GESTELLTE AUFGABEN:
• 1. Schreib aus dem Ausgangstext den Teil zwischen „Das Bundesasylamt richtete“ und „zu (AS 77).“ ab, beide Stellen eingeschlossen.
• 2. Beantworte anhand des Ausgangstexts diese Fragen:
(a) An welchem Tag richtete das Bundesasylamt das Wiederaufnahmeersuchen an Polen?
(b) Nach welcher Bestimmung wurde der Antrag auf internationalen Schutz als unzulässig zurückgewiesen?
(c) Nach welcher Bestimmung wurde der Beschwerdeführer aus dem österreichischen Bundesgebiet nach Polen ausgewiesen?
• 3. Nenne alle Datumsangaben, die im Ausgangstext vorkommen.

AUSGANGSTEXT:
-- -- --
Das Bundesasylamt richtete am 10.01.2008 ein Wiederaufnahmeersuchen an Polen. Mit Schreiben vom 17.01.2008, eingelangt am 21.01.2008, stimmte Polen dem Wiederaufnahmeersuchen gemäß Art. 16 Abs. 1 lit. c Dublin II-VO ausdrücklich zu (AS 77).
2. Mit dem hier angefochtenen Bescheid des Bundesasylamtes wurde der Antrag des Beschwerdeführers auf internationalen Schutz ohne in die Sache einzutreten gemäß § 5 Abs. 1 AsylG als unzulässig zurückgewiesen und ausgesprochen, dass für die Prüfung des gegenständlichen Asylantrages gemäß Art. 13 iVm Art. 16 (1) lit. c der Verordnung Nr. 343/2003 (EG) des Rates vom 18. Februar 2003 zur Festlegung der Kriterien und Verfahren zur Bestimmung des Mitgliedstaats, der für die Prüfung eines von einem Drittstaatsangehörigen in einem Mitgliedstaat gestellten Asylantrags zuständig ist (im Folgenden: "Dublin II-VO"), Polen zuständig sei. Gleichzeitig wurde der Beschwerdeführer gemäß § 10 Abs. 1 Z 1 AsylG aus dem österreichischen Bundesgebiet nach Polen ausgewiesen, und gemäß § 10 Abs. 4 AsylG festgestellt, dass die Zurückweisung, Zurückschiebung oder Abschiebung des Beschwerdeführers nach Polen zulässig sei.
-- -- --
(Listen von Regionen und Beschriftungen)
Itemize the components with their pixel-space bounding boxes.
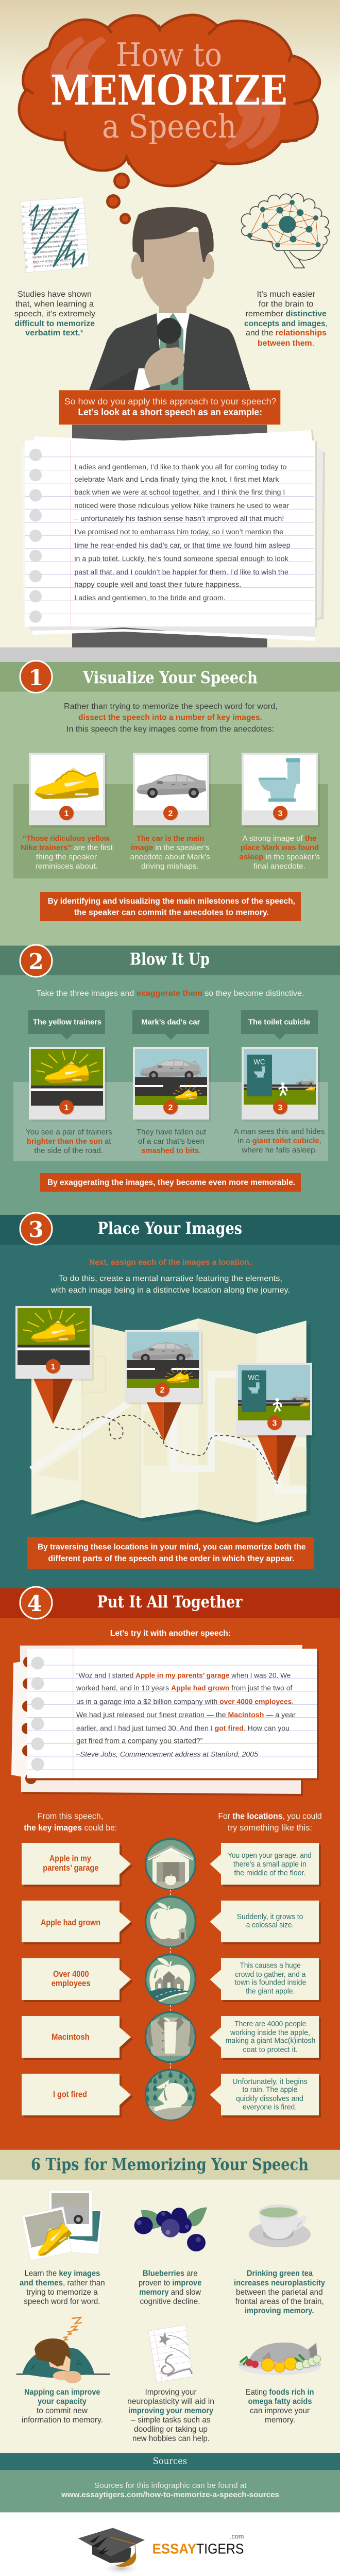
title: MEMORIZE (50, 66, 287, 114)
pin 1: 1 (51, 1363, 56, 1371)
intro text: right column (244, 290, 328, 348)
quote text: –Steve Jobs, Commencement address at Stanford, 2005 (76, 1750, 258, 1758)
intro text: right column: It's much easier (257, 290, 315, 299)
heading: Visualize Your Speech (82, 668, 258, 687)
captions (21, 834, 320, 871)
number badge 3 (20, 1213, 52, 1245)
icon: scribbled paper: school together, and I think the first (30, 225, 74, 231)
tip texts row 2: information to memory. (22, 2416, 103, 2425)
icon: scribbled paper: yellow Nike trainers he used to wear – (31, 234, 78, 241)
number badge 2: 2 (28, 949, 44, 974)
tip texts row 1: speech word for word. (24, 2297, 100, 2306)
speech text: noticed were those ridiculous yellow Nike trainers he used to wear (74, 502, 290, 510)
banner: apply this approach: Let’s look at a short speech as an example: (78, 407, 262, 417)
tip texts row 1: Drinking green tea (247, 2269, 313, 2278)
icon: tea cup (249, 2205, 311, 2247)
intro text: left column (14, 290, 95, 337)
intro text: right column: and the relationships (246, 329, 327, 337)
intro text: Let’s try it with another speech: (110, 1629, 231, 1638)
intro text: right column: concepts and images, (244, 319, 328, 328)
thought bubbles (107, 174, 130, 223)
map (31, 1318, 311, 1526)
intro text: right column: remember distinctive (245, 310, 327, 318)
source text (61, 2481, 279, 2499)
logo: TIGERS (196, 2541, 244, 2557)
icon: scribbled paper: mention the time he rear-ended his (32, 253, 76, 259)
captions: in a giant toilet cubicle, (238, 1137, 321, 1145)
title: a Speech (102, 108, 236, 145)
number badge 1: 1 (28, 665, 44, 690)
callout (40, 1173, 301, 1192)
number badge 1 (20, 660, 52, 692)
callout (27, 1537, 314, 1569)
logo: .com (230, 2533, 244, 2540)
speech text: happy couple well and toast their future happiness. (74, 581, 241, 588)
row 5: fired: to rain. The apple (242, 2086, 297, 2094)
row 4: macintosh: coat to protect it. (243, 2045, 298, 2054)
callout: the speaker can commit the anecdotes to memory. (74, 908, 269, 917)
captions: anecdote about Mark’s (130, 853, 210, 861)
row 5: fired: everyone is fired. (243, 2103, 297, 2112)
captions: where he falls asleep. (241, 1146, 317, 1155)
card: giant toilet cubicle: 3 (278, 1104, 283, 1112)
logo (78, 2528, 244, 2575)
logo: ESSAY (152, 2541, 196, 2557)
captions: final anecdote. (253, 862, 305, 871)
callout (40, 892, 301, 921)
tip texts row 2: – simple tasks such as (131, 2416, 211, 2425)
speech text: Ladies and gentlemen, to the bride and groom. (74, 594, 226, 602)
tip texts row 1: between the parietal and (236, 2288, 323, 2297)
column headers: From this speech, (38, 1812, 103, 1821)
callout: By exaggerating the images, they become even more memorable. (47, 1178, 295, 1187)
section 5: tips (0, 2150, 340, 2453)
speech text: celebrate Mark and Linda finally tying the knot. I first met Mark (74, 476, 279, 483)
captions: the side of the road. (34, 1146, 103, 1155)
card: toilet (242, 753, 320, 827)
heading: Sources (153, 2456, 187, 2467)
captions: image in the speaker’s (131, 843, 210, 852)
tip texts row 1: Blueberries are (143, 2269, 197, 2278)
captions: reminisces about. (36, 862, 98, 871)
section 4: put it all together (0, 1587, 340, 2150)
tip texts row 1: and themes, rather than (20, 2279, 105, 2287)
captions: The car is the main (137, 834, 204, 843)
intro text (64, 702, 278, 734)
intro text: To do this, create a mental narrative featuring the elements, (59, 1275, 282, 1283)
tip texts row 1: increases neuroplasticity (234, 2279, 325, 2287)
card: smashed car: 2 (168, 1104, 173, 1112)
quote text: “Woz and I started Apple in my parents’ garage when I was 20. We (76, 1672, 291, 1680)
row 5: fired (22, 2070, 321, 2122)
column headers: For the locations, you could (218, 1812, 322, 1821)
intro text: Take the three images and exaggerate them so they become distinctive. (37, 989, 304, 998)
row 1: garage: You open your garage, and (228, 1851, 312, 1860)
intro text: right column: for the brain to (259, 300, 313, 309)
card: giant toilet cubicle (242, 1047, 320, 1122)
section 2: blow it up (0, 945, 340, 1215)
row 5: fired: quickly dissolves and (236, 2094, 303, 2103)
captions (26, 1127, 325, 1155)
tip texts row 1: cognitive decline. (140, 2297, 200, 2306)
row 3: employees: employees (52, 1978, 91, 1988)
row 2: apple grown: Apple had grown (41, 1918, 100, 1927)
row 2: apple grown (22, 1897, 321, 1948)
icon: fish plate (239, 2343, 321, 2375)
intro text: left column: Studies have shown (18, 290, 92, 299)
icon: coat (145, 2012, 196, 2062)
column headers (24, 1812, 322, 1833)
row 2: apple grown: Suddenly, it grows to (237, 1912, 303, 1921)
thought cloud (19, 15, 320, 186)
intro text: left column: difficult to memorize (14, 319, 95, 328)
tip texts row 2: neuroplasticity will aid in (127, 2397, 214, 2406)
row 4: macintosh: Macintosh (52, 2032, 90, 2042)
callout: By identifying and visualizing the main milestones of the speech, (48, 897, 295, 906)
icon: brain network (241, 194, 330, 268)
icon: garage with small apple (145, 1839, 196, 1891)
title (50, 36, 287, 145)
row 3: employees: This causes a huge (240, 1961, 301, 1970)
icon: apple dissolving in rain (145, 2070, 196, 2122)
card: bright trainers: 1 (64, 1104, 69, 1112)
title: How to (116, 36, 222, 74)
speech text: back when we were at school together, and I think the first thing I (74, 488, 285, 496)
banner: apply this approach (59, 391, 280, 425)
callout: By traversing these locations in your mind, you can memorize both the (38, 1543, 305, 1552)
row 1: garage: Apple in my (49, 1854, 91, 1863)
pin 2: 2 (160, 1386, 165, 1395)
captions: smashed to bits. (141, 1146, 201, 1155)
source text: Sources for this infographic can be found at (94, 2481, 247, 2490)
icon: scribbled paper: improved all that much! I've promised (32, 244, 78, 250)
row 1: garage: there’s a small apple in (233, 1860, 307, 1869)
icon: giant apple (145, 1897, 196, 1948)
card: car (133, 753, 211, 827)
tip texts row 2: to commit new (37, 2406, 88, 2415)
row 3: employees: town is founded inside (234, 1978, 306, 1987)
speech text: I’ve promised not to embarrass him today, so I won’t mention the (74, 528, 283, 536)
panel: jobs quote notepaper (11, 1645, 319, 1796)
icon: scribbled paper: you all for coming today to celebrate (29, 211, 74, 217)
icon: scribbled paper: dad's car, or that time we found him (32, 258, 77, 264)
-- -- --
ANTWORTEN JE AUFGABE:
• 1.
Das Bundesasylamt richtete am 10.01.2008 ein Wiederaufnahmeersuchen an Polen. Mit Schreiben vom 17.01.2008, eingelangt am 21.01.2008, stimmte Polen dem Wiederaufnahmeersuchen gemäß Art. 16 Abs. 1 lit. c Dublin II-VO ausdrücklich zu (AS 77).

• 2.
(a) Am 10.01.2008.
(b) Nach § 5 Abs. 1 AsylG.
(c) Nach § 10 Abs. 1 Z 1 AsylG.

• 3.
- 10.01.2008
- 17.01.2008
- 21.01.2008
- 18. Februar 2003